The request: Copy out all the records exactly.
##############################
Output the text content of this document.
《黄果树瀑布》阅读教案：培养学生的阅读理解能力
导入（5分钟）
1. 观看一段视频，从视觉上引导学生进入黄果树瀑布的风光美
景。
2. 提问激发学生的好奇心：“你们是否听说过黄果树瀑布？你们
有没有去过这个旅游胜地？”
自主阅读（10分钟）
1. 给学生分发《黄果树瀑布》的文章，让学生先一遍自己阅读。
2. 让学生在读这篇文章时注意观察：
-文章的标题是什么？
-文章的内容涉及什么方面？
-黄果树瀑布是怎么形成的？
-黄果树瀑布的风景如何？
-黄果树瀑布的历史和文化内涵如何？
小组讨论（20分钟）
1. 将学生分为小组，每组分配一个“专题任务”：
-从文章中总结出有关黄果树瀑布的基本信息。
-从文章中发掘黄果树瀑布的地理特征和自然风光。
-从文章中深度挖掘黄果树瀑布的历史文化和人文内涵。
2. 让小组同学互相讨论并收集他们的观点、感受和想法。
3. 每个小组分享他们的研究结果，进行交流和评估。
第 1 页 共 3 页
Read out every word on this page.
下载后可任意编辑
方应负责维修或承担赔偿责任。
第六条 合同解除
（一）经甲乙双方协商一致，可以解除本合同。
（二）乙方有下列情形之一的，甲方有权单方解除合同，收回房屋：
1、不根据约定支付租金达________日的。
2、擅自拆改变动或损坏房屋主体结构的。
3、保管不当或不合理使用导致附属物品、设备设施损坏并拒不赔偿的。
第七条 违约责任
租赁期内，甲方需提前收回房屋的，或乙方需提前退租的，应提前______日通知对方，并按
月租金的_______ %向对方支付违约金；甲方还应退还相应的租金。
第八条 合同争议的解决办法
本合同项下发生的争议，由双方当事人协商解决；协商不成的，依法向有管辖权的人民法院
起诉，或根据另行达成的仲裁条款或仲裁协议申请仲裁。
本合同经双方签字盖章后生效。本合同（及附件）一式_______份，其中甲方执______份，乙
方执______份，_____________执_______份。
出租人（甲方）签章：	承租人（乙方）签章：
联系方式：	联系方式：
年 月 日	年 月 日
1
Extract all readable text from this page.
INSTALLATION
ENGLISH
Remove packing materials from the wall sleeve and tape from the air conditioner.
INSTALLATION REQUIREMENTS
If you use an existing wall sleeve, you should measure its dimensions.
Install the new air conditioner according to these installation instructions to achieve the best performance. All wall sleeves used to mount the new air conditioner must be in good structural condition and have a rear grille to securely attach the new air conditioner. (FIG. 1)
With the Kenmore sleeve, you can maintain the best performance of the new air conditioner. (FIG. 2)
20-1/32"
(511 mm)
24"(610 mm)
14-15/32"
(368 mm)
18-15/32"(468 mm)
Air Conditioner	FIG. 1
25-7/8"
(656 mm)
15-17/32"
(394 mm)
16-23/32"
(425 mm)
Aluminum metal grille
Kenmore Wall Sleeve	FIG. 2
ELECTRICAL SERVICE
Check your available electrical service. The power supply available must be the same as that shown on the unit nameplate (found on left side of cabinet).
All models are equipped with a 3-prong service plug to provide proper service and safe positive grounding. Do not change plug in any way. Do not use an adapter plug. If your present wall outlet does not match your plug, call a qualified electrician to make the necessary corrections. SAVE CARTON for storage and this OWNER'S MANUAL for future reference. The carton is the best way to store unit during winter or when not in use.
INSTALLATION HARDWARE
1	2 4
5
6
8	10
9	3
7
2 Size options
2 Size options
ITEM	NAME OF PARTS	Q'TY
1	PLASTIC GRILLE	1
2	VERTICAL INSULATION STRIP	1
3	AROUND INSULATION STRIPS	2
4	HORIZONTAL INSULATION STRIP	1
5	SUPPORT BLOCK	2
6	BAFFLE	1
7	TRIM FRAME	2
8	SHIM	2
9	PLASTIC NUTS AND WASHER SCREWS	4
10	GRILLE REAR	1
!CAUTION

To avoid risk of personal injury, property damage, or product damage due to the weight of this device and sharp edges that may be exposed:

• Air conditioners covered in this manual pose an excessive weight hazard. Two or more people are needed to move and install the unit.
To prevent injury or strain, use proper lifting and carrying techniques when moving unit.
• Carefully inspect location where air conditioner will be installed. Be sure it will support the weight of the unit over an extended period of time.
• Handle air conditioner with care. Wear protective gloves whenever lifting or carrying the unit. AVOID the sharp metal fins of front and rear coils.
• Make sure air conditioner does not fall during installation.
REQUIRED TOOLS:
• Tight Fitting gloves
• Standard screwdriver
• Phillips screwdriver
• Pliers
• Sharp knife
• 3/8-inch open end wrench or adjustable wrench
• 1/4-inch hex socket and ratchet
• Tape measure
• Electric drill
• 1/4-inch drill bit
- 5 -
##############################
Written response:
Output the text content of this document.
《黄果树瀑布》阅读教案：培养学生的阅读理解能力
导入（5分钟）
1. 观看一段视频，从视觉上引导学生进入黄果树瀑布的风光美
景。
2. 提问激发学生的好奇心：“你们是否听说过黄果树瀑布？你们
有没有去过这个旅游胜地？”
自主阅读（10分钟）
1. 给学生分发《黄果树瀑布》的文章，让学生先一遍自己阅读。
2. 让学生在读这篇文章时注意观察：
-文章的标题是什么？
-文章的内容涉及什么方面？
-黄果树瀑布是怎么形成的？
-黄果树瀑布的风景如何？
-黄果树瀑布的历史和文化内涵如何？
小组讨论（20分钟）
1. 将学生分为小组，每组分配一个“专题任务”：
-从文章中总结出有关黄果树瀑布的基本信息。
-从文章中发掘黄果树瀑布的地理特征和自然风光。
-从文章中深度挖掘黄果树瀑布的历史文化和人文内涵。
2. 让小组同学互相讨论并收集他们的观点、感受和想法。
3. 每个小组分享他们的研究结果，进行交流和评估。
第 1 页 共 3 页
Read out every word on this page.
下载后可任意编辑
方应负责维修或承担赔偿责任。
第六条 合同解除
（一）经甲乙双方协商一致，可以解除本合同。
（二）乙方有下列情形之一的，甲方有权单方解除合同，收回房屋：
1、不根据约定支付租金达________日的。
2、擅自拆改变动或损坏房屋主体结构的。
3、保管不当或不合理使用导致附属物品、设备设施损坏并拒不赔偿的。
第七条 违约责任
租赁期内，甲方需提前收回房屋的，或乙方需提前退租的，应提前______日通知对方，并按
月租金的_______ %向对方支付违约金；甲方还应退还相应的租金。
第八条 合同争议的解决办法
本合同项下发生的争议，由双方当事人协商解决；协商不成的，依法向有管辖权的人民法院
起诉，或根据另行达成的仲裁条款或仲裁协议申请仲裁。
本合同经双方签字盖章后生效。本合同（及附件）一式_______份，其中甲方执______份，乙
方执______份，_____________执_______份。
出租人（甲方）签章：	承租人（乙方）签章：
联系方式：	联系方式：
年 月 日	年 月 日
1
Extract all readable text from this page.
INSTALLATION
ENGLISH
Remove packing materials from the wall sleeve and tape from the air conditioner.
INSTALLATION REQUIREMENTS
If you use an existing wall sleeve, you should measure its dimensions.
Install the new air conditioner according to these installation instructions to achieve the best performance. All wall sleeves used to mount the new air conditioner must be in good structural condition and have a rear grille to securely attach the new air conditioner. (FIG. 1)
With the Kenmore sleeve, you can maintain the best performance of the new air conditioner. (FIG. 2)
20-1/32"
(511 mm)
24"(610 mm)
14-15/32"
(368 mm)
18-15/32"(468 mm)
Air Conditioner	FIG. 1
25-7/8"
(656 mm)
15-17/32"
(394 mm)
16-23/32"
(425 mm)
Aluminum metal grille
Kenmore Wall Sleeve	FIG. 2
ELECTRICAL SERVICE
Check your available electrical service. The power supply available must be the same as that shown on the unit nameplate (found on left side of cabinet).
All models are equipped with a 3-prong service plug to provide proper service and safe positive grounding. Do not change plug in any way. Do not use an adapter plug. If your present wall outlet does not match your plug, call a qualified electrician to make the necessary corrections. SAVE CARTON for storage and this OWNER'S MANUAL for future reference. The carton is the best way to store unit during winter or when not in use.
INSTALLATION HARDWARE
1	2 4
5
6
8	10
9	3
7
2 Size options
2 Size options
ITEM	NAME OF PARTS	Q'TY
1	PLASTIC GRILLE	1
2	VERTICAL INSULATION STRIP	1
3	AROUND INSULATION STRIPS	2
4	HORIZONTAL INSULATION STRIP	1
5	SUPPORT BLOCK	2
6	BAFFLE	1
7	TRIM FRAME	2
8	SHIM	2
9	PLASTIC NUTS AND WASHER SCREWS	4
10	GRILLE REAR	1
!CAUTION

To avoid risk of personal injury, property damage, or product damage due to the weight of this device and sharp edges that may be exposed:

• Air conditioners covered in this manual pose an excessive weight hazard. Two or more people are needed to move and install the unit.
To prevent injury or strain, use proper lifting and carrying techniques when moving unit.
• Carefully inspect location where air conditioner will be installed. Be sure it will support the weight of the unit over an extended period of time.
• Handle air conditioner with care. Wear protective gloves whenever lifting or carrying the unit. AVOID the sharp metal fins of front and rear coils.
• Make sure air conditioner does not fall during installation.
REQUIRED TOOLS:
• Tight Fitting gloves
• Standard screwdriver
• Phillips screwdriver
• Pliers
• Sharp knife
• 3/8-inch open end wrench or adjustable wrench
• 1/4-inch hex socket and ratchet
• Tape measure
• Electric drill
• 1/4-inch drill bit
- 5 -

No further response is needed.